YOUR ASSIGNMENT: Apart from the images, every record here needs to be copied exactly.

Extracted records
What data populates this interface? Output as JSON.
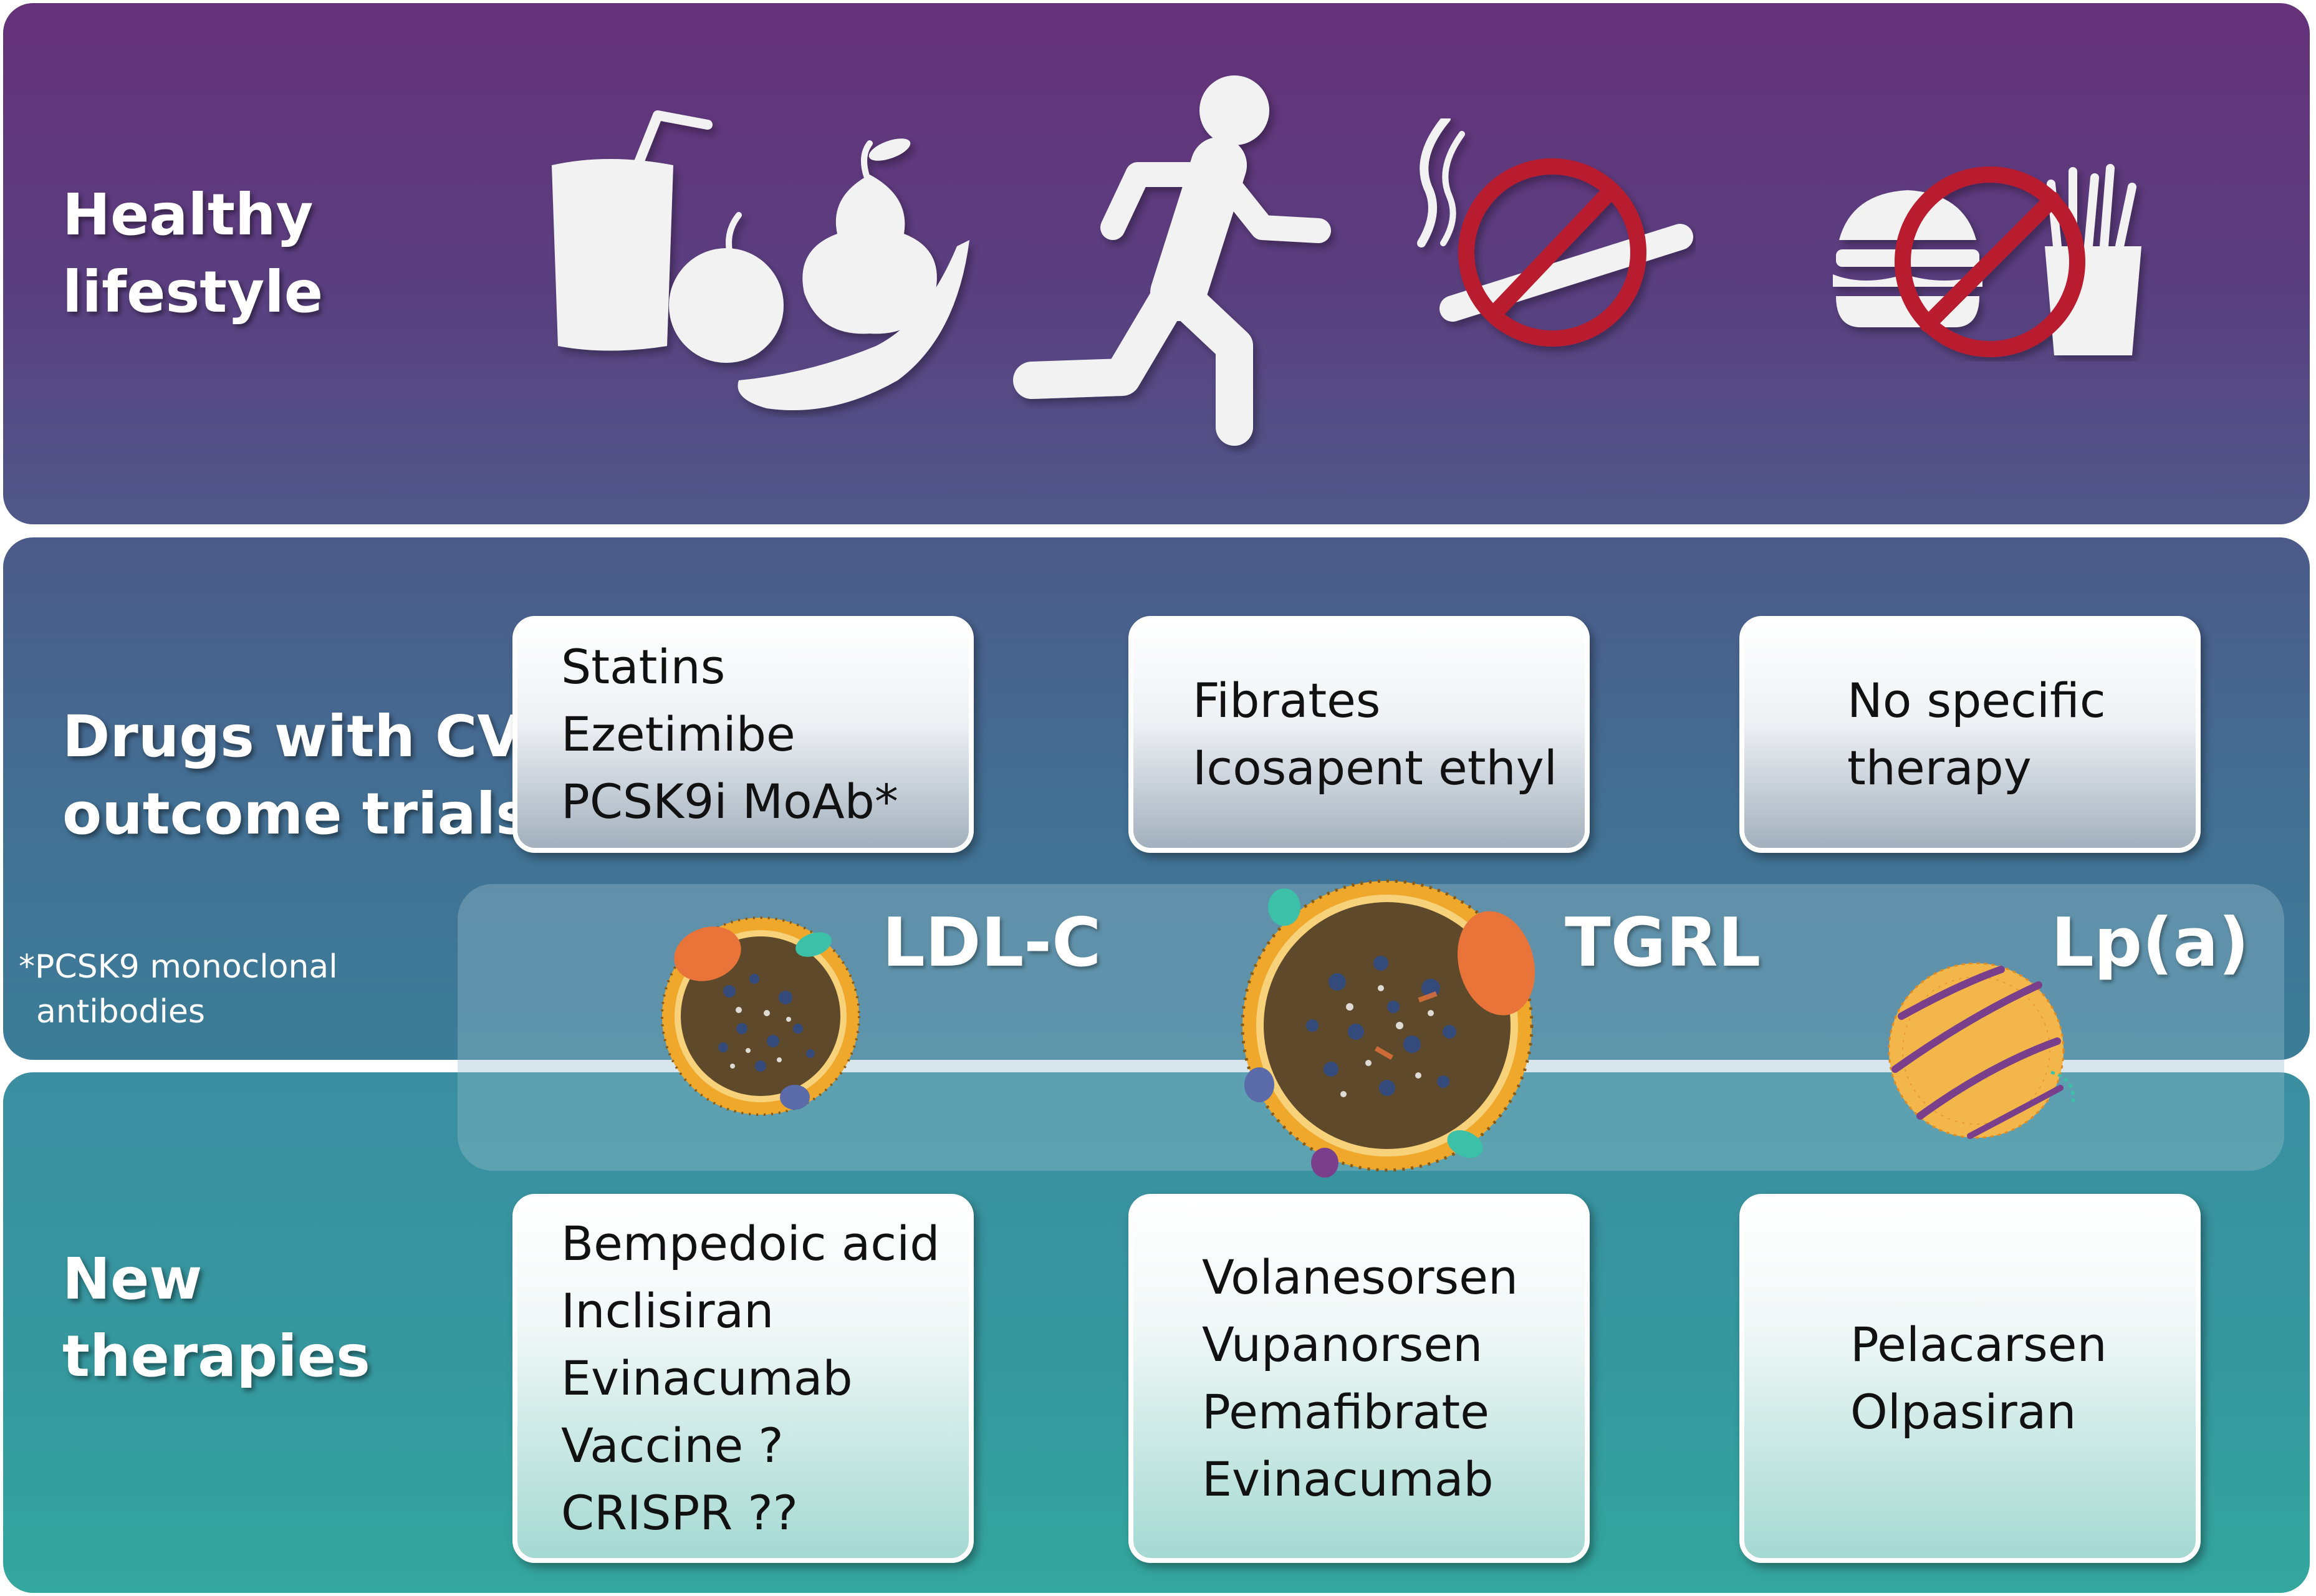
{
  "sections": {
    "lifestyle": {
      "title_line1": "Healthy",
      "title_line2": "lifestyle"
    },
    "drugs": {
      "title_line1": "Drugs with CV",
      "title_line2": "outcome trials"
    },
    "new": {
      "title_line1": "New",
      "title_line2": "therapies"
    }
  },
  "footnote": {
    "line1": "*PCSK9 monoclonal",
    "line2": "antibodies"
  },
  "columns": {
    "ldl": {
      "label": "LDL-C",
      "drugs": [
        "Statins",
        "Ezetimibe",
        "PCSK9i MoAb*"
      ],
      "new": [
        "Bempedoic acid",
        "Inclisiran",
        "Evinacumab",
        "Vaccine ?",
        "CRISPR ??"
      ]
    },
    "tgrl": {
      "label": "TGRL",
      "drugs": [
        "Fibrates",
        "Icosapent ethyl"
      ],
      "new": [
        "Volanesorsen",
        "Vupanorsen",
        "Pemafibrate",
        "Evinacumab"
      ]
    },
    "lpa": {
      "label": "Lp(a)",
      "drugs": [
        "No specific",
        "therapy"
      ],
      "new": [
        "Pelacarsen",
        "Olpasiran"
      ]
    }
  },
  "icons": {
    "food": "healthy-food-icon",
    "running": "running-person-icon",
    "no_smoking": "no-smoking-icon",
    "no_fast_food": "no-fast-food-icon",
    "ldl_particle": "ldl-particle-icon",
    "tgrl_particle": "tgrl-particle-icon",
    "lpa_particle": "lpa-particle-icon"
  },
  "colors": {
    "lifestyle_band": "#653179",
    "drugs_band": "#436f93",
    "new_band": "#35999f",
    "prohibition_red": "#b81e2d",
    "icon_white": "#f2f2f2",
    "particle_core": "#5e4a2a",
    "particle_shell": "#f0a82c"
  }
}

WRITTEN ANSWER:
What data populates this interface? Output as JSON.
{
  "sections": {
    "lifestyle": {
      "title_line1": "Healthy",
      "title_line2": "lifestyle"
    },
    "drugs": {
      "title_line1": "Drugs with CV",
      "title_line2": "outcome trials"
    },
    "new": {
      "title_line1": "New",
      "title_line2": "therapies"
    }
  },
  "footnote": {
    "line1": "*PCSK9 monoclonal",
    "line2": "antibodies"
  },
  "columns": {
    "ldl": {
      "label": "LDL-C",
      "drugs": [
        "Statins",
        "Ezetimibe",
        "PCSK9i MoAb*"
      ],
      "new": [
        "Bempedoic acid",
        "Inclisiran",
        "Evinacumab",
        "Vaccine ?",
        "CRISPR ??"
      ]
    },
    "tgrl": {
      "label": "TGRL",
      "drugs": [
        "Fibrates",
        "Icosapent ethyl"
      ],
      "new": [
        "Volanesorsen",
        "Vupanorsen",
        "Pemafibrate",
        "Evinacumab"
      ]
    },
    "lpa": {
      "label": "Lp(a)",
      "drugs": [
        "No specific",
        "therapy"
      ],
      "new": [
        "Pelacarsen",
        "Olpasiran"
      ]
    }
  },
  "icons": {
    "food": "healthy-food-icon",
    "running": "running-person-icon",
    "no_smoking": "no-smoking-icon",
    "no_fast_food": "no-fast-food-icon",
    "ldl_particle": "ldl-particle-icon",
    "tgrl_particle": "tgrl-particle-icon",
    "lpa_particle": "lpa-particle-icon"
  },
  "colors": {
    "lifestyle_band": "#653179",
    "drugs_band": "#436f93",
    "new_band": "#35999f",
    "prohibition_red": "#b81e2d",
    "icon_white": "#f2f2f2",
    "particle_core": "#5e4a2a",
    "particle_shell": "#f0a82c"
  }
}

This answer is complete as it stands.